EXERCISE INSTRUCTIONS:
Copy every line in the records below that contains the word "JSON".

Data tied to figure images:
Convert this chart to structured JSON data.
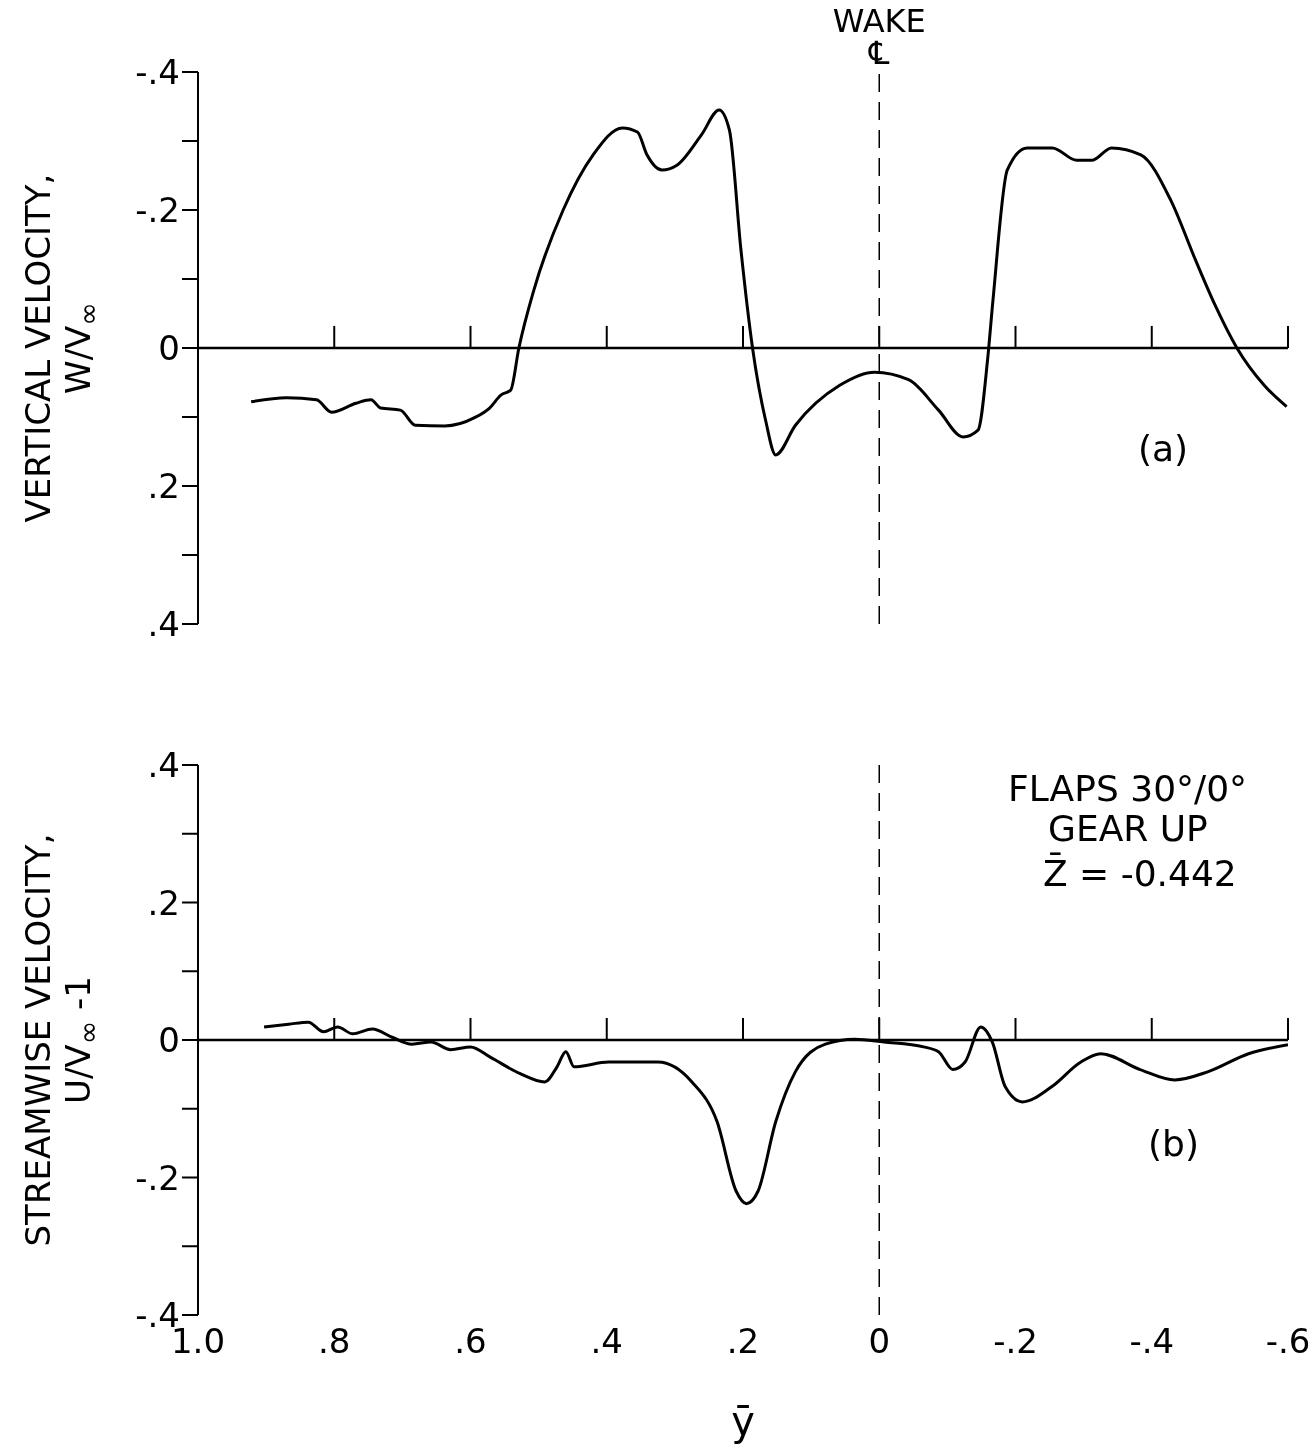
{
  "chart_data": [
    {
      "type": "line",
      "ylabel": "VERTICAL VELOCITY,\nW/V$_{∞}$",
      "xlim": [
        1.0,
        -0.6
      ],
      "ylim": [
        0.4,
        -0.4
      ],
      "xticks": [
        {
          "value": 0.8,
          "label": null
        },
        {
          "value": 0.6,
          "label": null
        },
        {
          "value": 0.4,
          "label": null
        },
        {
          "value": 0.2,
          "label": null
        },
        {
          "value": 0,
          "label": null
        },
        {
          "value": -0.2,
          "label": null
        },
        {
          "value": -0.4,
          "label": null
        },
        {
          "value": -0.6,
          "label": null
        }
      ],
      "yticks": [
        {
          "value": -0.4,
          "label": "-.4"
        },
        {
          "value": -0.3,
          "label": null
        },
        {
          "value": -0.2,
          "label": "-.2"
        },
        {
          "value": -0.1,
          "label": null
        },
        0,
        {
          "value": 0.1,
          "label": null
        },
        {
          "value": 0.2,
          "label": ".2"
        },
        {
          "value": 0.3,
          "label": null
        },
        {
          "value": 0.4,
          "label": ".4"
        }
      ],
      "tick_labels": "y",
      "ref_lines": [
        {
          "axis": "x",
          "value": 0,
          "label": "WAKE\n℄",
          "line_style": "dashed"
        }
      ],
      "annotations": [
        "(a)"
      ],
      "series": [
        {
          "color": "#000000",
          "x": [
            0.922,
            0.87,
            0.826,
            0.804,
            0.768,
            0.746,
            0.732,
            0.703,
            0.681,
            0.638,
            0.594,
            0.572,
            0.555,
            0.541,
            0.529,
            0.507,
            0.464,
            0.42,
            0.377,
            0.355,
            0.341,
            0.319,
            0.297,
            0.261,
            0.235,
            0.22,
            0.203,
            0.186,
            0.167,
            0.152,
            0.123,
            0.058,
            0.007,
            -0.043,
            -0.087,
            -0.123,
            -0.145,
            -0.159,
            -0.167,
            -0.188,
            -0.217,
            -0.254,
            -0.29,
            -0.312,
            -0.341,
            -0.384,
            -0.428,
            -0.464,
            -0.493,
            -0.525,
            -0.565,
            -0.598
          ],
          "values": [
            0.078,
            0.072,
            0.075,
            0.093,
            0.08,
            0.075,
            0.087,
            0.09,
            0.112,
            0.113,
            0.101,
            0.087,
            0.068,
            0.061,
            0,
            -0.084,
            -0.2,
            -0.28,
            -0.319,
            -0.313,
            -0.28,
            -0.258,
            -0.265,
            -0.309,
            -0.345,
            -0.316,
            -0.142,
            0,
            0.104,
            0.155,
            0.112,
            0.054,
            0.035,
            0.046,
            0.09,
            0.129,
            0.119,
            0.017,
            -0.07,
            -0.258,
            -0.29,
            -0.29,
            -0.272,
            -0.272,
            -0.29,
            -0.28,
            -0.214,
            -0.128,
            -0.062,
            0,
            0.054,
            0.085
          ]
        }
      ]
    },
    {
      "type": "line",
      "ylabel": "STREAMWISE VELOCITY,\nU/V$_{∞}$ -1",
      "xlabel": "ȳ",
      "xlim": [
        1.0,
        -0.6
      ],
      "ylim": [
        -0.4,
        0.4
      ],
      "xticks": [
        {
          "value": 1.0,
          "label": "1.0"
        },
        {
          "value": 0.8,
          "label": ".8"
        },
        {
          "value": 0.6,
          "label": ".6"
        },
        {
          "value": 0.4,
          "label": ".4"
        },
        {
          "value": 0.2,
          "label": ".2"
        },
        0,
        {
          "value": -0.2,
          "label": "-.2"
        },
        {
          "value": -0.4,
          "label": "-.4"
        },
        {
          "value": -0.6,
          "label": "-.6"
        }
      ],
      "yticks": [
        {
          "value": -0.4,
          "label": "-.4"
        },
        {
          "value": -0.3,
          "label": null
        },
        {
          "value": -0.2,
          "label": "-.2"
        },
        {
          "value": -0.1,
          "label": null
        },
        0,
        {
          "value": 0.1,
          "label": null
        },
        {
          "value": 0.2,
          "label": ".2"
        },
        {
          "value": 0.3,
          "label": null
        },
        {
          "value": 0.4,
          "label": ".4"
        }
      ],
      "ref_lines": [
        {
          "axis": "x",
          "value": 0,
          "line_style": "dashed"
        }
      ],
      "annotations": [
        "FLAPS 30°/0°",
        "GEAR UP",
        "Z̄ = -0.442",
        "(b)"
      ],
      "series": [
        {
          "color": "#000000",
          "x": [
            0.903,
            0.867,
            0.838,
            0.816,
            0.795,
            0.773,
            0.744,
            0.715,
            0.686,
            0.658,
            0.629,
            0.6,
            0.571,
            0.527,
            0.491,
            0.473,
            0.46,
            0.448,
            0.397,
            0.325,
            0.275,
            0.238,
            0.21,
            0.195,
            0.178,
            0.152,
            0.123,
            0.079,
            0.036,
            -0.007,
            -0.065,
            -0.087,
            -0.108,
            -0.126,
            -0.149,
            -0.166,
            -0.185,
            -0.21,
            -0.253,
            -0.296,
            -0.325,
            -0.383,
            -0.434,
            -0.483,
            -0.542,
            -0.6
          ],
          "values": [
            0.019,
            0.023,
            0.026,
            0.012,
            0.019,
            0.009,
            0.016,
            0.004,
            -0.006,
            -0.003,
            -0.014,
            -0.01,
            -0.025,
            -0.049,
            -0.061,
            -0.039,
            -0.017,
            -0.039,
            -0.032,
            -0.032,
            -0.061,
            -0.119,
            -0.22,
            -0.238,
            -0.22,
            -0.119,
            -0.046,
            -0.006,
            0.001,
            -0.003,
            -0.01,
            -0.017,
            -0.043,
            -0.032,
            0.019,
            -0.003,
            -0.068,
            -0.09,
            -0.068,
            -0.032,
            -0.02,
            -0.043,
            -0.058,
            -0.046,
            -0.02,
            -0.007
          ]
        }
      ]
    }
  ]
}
* * *
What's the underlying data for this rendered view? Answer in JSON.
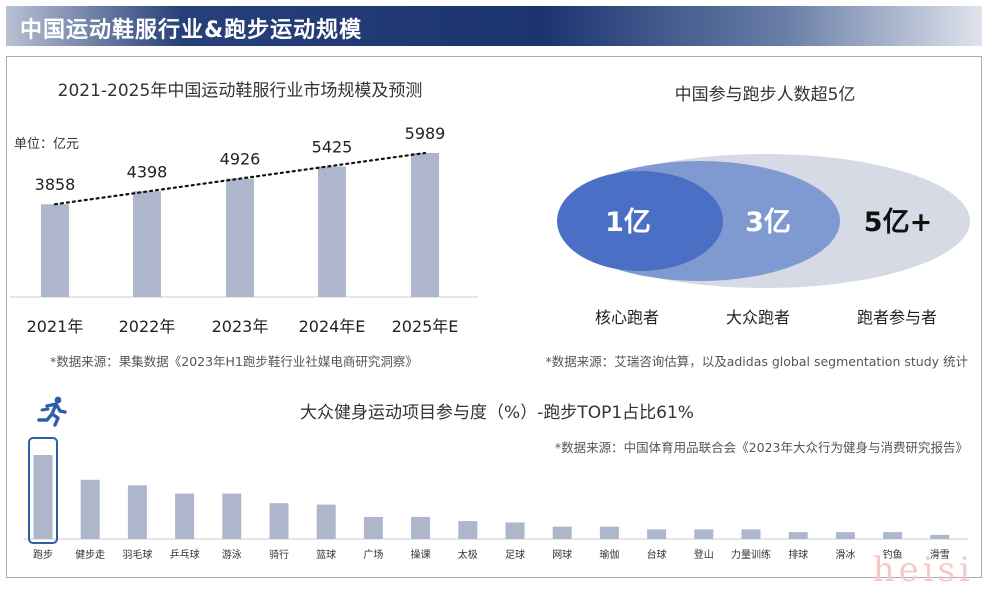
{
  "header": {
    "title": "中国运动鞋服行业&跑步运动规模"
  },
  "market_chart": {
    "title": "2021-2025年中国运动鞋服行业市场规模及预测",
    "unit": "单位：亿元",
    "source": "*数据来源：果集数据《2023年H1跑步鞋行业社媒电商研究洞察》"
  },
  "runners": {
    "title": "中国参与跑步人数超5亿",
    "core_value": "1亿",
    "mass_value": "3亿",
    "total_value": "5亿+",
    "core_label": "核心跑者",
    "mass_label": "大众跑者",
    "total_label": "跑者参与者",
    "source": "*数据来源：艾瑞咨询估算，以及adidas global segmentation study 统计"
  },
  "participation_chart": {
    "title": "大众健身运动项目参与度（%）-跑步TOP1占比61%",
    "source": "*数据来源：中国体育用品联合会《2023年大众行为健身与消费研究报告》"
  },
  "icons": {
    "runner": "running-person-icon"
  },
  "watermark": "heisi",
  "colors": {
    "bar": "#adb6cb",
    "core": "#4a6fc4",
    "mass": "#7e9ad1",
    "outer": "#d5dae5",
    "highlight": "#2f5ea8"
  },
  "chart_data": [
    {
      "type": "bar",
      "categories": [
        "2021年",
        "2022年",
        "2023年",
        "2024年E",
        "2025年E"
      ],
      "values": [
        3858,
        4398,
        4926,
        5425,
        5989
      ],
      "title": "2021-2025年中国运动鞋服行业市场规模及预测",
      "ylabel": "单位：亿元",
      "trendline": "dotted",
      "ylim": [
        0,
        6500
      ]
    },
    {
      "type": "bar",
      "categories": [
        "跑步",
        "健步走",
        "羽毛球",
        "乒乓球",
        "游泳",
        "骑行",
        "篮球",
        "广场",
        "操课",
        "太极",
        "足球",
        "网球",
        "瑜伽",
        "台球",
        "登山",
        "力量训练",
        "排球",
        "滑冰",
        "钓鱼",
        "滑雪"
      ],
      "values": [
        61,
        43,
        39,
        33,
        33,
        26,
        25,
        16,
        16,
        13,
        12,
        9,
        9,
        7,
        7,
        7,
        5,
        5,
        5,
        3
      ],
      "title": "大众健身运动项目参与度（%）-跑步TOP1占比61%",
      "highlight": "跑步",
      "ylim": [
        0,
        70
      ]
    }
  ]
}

TASK OUTPUT:
Convert this chart to structured JSON data.
What's the underlying data for this rendered view? Answer in JSON.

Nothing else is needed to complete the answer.